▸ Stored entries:
— Begin —

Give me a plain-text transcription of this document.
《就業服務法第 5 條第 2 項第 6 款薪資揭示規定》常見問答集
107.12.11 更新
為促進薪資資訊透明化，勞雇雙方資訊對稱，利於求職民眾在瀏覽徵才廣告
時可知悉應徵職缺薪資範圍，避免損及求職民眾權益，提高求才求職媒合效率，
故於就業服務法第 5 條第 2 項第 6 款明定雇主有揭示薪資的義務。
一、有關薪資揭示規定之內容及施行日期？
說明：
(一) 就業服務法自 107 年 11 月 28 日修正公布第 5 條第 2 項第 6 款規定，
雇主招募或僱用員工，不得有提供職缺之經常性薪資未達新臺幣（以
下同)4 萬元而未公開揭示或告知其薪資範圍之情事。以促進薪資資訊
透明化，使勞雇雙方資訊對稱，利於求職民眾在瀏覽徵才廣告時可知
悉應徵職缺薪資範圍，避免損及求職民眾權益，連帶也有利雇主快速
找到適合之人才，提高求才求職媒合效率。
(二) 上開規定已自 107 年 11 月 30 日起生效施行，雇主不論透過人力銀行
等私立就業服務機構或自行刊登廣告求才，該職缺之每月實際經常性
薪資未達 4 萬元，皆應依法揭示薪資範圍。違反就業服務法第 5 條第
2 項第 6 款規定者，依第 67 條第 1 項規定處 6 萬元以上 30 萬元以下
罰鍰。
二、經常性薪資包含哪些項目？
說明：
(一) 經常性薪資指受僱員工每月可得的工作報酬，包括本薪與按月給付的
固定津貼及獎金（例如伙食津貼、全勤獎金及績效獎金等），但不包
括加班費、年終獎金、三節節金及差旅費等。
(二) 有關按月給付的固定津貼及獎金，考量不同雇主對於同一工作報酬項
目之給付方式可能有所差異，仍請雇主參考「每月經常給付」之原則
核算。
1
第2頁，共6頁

— End —

▸ AIM OF THE TASK: In the entries above, find lines with "避免損及求職民眾權益" and copy each.

▸ RESPONSE TO THIS EXERCISE:
時可知悉應徵職缺薪資範圍，避免損及求職民眾權益，提高求才求職媒合效率，
悉應徵職缺薪資範圍，避免損及求職民眾權益，連帶也有利雇主快速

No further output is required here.